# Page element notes

----------------------------------------

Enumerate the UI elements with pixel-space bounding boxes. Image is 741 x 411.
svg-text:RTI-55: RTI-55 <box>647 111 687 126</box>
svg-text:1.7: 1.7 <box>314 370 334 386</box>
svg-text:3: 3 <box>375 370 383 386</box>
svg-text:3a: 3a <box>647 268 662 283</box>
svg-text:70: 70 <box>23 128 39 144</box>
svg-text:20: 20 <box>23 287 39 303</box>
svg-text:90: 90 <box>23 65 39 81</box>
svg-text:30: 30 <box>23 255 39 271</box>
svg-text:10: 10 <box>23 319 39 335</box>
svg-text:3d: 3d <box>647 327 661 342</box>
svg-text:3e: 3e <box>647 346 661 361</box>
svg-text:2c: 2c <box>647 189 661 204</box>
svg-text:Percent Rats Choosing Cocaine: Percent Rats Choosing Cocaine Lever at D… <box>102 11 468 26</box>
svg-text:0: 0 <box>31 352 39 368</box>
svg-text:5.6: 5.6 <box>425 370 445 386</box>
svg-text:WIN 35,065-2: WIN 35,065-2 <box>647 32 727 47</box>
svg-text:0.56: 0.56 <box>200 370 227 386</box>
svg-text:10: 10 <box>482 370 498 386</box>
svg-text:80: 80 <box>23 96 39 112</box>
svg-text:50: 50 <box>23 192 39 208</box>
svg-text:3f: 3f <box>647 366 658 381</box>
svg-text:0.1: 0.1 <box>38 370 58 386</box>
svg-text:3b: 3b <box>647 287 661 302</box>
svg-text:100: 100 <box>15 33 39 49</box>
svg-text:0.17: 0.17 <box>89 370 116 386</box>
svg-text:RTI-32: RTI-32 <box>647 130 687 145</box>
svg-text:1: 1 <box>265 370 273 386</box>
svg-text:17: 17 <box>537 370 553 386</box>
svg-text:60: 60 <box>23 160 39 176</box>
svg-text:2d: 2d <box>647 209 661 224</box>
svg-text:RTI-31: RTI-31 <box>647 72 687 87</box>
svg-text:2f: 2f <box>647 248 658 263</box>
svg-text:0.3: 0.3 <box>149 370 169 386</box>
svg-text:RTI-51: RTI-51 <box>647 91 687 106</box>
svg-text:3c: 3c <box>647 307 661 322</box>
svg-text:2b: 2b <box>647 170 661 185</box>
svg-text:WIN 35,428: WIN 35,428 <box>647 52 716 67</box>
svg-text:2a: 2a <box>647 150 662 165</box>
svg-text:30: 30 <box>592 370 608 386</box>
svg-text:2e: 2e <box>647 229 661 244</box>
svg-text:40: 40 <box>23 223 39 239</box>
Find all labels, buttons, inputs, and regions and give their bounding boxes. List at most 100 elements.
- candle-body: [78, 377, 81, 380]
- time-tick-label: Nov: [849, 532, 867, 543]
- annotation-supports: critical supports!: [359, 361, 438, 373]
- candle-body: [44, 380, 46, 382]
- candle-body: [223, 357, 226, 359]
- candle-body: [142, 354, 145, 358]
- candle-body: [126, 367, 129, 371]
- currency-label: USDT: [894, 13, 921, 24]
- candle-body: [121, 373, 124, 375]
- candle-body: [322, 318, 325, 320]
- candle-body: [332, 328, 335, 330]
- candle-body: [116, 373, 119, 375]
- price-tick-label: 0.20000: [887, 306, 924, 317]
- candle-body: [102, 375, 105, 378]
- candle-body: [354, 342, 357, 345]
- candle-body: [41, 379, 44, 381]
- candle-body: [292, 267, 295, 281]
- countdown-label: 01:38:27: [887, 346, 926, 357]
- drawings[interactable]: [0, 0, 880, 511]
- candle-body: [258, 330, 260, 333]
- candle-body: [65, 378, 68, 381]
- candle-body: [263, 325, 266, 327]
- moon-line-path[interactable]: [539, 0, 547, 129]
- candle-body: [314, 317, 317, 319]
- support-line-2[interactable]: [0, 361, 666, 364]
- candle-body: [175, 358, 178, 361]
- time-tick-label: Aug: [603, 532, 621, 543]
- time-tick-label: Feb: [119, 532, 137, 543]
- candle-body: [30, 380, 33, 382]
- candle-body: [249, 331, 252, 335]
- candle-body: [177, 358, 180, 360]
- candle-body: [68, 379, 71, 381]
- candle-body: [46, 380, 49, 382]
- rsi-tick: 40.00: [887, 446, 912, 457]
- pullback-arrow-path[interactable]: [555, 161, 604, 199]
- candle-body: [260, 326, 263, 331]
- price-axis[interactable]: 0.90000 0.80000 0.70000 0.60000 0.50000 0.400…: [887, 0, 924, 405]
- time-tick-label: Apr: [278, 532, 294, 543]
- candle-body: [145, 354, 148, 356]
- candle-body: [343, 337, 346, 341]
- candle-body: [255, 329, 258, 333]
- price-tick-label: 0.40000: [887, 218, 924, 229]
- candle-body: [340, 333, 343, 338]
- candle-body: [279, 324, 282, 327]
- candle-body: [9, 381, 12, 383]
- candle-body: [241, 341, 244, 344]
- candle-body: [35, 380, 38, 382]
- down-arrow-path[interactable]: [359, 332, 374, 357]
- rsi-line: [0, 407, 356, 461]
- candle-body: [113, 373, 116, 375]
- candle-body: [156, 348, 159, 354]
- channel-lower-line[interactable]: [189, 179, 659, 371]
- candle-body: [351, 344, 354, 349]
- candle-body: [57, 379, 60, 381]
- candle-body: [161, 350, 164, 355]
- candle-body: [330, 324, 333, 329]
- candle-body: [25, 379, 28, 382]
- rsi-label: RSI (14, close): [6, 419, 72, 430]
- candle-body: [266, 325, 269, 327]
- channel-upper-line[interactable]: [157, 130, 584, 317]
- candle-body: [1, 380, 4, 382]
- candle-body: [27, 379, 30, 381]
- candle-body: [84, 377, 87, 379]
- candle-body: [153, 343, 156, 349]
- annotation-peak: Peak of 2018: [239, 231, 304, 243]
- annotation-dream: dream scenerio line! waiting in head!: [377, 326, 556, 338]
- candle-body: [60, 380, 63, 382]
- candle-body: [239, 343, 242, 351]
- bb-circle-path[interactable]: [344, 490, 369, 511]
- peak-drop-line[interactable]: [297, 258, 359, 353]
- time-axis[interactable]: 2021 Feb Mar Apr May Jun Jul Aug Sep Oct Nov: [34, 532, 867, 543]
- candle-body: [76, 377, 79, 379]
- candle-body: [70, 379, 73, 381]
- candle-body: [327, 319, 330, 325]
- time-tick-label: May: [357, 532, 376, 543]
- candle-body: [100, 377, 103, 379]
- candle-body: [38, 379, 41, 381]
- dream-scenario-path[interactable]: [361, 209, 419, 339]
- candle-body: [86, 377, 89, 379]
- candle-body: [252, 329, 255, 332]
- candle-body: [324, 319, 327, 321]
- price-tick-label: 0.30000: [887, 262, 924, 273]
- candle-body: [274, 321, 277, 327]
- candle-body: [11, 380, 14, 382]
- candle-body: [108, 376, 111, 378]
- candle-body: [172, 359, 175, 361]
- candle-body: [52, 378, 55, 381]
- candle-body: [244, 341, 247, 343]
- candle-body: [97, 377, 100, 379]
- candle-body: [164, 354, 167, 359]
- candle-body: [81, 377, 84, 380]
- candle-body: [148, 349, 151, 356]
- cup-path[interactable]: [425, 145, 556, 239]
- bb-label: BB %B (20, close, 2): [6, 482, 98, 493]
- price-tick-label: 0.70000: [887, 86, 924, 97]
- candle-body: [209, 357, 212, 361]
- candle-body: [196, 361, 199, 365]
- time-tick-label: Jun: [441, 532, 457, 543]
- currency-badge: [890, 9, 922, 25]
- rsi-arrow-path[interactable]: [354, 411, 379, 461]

----------------------------------------

# Exercise requirements
Copy all of the material above word for word, every line in its original order.

# Response
Enumerate the UI elements with pixel-space bounding boxes. Image is 741 x 411.
svg-text:RTI-55: RTI-55 <box>647 111 687 126</box>
svg-text:1.7: 1.7 <box>314 370 334 386</box>
svg-text:3: 3 <box>375 370 383 386</box>
svg-text:3a: 3a <box>647 268 662 283</box>
svg-text:70: 70 <box>23 128 39 144</box>
svg-text:20: 20 <box>23 287 39 303</box>
svg-text:90: 90 <box>23 65 39 81</box>
svg-text:30: 30 <box>23 255 39 271</box>
svg-text:10: 10 <box>23 319 39 335</box>
svg-text:3d: 3d <box>647 327 661 342</box>
svg-text:3e: 3e <box>647 346 661 361</box>
svg-text:2c: 2c <box>647 189 661 204</box>
svg-text:Percent Rats Choosing Cocaine: Percent Rats Choosing Cocaine Lever at D… <box>102 11 468 26</box>
svg-text:0: 0 <box>31 352 39 368</box>
svg-text:5.6: 5.6 <box>425 370 445 386</box>
svg-text:WIN 35,065-2: WIN 35,065-2 <box>647 32 727 47</box>
svg-text:0.56: 0.56 <box>200 370 227 386</box>
svg-text:10: 10 <box>482 370 498 386</box>
svg-text:80: 80 <box>23 96 39 112</box>
svg-text:50: 50 <box>23 192 39 208</box>
svg-text:3f: 3f <box>647 366 658 381</box>
svg-text:0.1: 0.1 <box>38 370 58 386</box>
svg-text:3b: 3b <box>647 287 661 302</box>
svg-text:100: 100 <box>15 33 39 49</box>
svg-text:0.17: 0.17 <box>89 370 116 386</box>
svg-text:RTI-32: RTI-32 <box>647 130 687 145</box>
svg-text:1: 1 <box>265 370 273 386</box>
svg-text:17: 17 <box>537 370 553 386</box>
svg-text:60: 60 <box>23 160 39 176</box>
svg-text:2d: 2d <box>647 209 661 224</box>
svg-text:RTI-31: RTI-31 <box>647 72 687 87</box>
svg-text:2f: 2f <box>647 248 658 263</box>
svg-text:0.3: 0.3 <box>149 370 169 386</box>
svg-text:RTI-51: RTI-51 <box>647 91 687 106</box>
svg-text:3c: 3c <box>647 307 661 322</box>
svg-text:2b: 2b <box>647 170 661 185</box>
svg-text:WIN 35,428: WIN 35,428 <box>647 52 716 67</box>
svg-text:2a: 2a <box>647 150 662 165</box>
svg-text:30: 30 <box>592 370 608 386</box>
svg-text:2e: 2e <box>647 229 661 244</box>
svg-text:40: 40 <box>23 223 39 239</box>
Find all labels, buttons, inputs, and regions and give their bounding boxes. List at most 100 elements.
- candle-body: [78, 377, 81, 380]
- time-tick-label: Nov: [849, 532, 867, 543]
- annotation-supports: critical supports!: [359, 361, 438, 373]
- candle-body: [44, 380, 46, 382]
- candle-body: [223, 357, 226, 359]
- candle-body: [142, 354, 145, 358]
- candle-body: [126, 367, 129, 371]
- currency-label: USDT: [894, 13, 921, 24]
- candle-body: [121, 373, 124, 375]
- candle-body: [322, 318, 325, 320]
- candle-body: [332, 328, 335, 330]
- candle-body: [116, 373, 119, 375]
- price-tick-label: 0.20000: [887, 306, 924, 317]
- candle-body: [102, 375, 105, 378]
- candle-body: [354, 342, 357, 345]
- candle-body: [41, 379, 44, 381]
- candle-body: [292, 267, 295, 281]
- countdown-label: 01:38:27: [887, 346, 926, 357]
- drawings[interactable]: [0, 0, 880, 511]
- candle-body: [258, 330, 260, 333]
- candle-body: [65, 378, 68, 381]
- candle-body: [263, 325, 266, 327]
- moon-line-path[interactable]: [539, 0, 547, 129]
- candle-body: [314, 317, 317, 319]
- support-line-2[interactable]: [0, 361, 666, 364]
- candle-body: [175, 358, 178, 361]
- time-tick-label: Aug: [603, 532, 621, 543]
- time-tick-label: Feb: [119, 532, 137, 543]
- candle-body: [30, 380, 33, 382]
- candle-body: [249, 331, 252, 335]
- candle-body: [177, 358, 180, 360]
- candle-body: [68, 379, 71, 381]
- candle-body: [46, 380, 49, 382]
- rsi-tick: 40.00: [887, 446, 912, 457]
- pullback-arrow-path[interactable]: [555, 161, 604, 199]
- candle-body: [260, 326, 263, 331]
- price-axis[interactable]: 0.90000 0.80000 0.70000 0.60000 0.50000 0.400…: [887, 0, 924, 405]
- time-tick-label: Apr: [278, 532, 294, 543]
- candle-body: [145, 354, 148, 356]
- candle-body: [343, 337, 346, 341]
- candle-body: [255, 329, 258, 333]
- price-tick-label: 0.40000: [887, 218, 924, 229]
- candle-body: [340, 333, 343, 338]
- candle-body: [279, 324, 282, 327]
- candle-body: [9, 381, 12, 383]
- candle-body: [241, 341, 244, 344]
- candle-body: [35, 380, 38, 382]
- down-arrow-path[interactable]: [359, 332, 374, 357]
- rsi-line: [0, 407, 356, 461]
- candle-body: [113, 373, 116, 375]
- candle-body: [156, 348, 159, 354]
- channel-lower-line[interactable]: [189, 179, 659, 371]
- candle-body: [351, 344, 354, 349]
- candle-body: [57, 379, 60, 381]
- candle-body: [161, 350, 164, 355]
- candle-body: [330, 324, 333, 329]
- candle-body: [25, 379, 28, 382]
- rsi-label: RSI (14, close): [6, 419, 72, 430]
- candle-body: [266, 325, 269, 327]
- channel-upper-line[interactable]: [157, 130, 584, 317]
- candle-body: [1, 380, 4, 382]
- candle-body: [27, 379, 30, 381]
- candle-body: [84, 377, 87, 379]
- candle-body: [153, 343, 156, 349]
- annotation-peak: Peak of 2018: [239, 231, 304, 243]
- annotation-dream: dream scenerio line! waiting in head!: [377, 326, 556, 338]
- candle-body: [60, 380, 63, 382]
- candle-body: [239, 343, 242, 351]
- bb-circle-path[interactable]: [344, 490, 369, 511]
- peak-drop-line[interactable]: [297, 258, 359, 353]
- time-axis[interactable]: 2021 Feb Mar Apr May Jun Jul Aug Sep Oct Nov: [34, 532, 867, 543]
- candle-body: [76, 377, 79, 379]
- candle-body: [70, 379, 73, 381]
- candle-body: [327, 319, 330, 325]
- time-tick-label: May: [357, 532, 376, 543]
- candle-body: [100, 377, 103, 379]
- candle-body: [38, 379, 41, 381]
- dream-scenario-path[interactable]: [361, 209, 419, 339]
- candle-body: [86, 377, 89, 379]
- candle-body: [252, 329, 255, 332]
- candle-body: [324, 319, 327, 321]
- price-tick-label: 0.30000: [887, 262, 924, 273]
- candle-body: [274, 321, 277, 327]
- candle-body: [11, 380, 14, 382]
- candle-body: [108, 376, 111, 378]
- candle-body: [172, 359, 175, 361]
- candle-body: [52, 378, 55, 381]
- candle-body: [244, 341, 247, 343]
- candle-body: [97, 377, 100, 379]
- candle-body: [164, 354, 167, 359]
- candle-body: [81, 377, 84, 380]
- candle-body: [148, 349, 151, 356]
- cup-path[interactable]: [425, 145, 556, 239]
- bb-label: BB %B (20, close, 2): [6, 482, 98, 493]
- price-tick-label: 0.70000: [887, 86, 924, 97]
- candle-body: [209, 357, 212, 361]
- candle-body: [196, 361, 199, 365]
- time-tick-label: Jun: [441, 532, 457, 543]
- currency-badge: [890, 9, 922, 25]
- rsi-arrow-path[interactable]: [354, 411, 379, 461]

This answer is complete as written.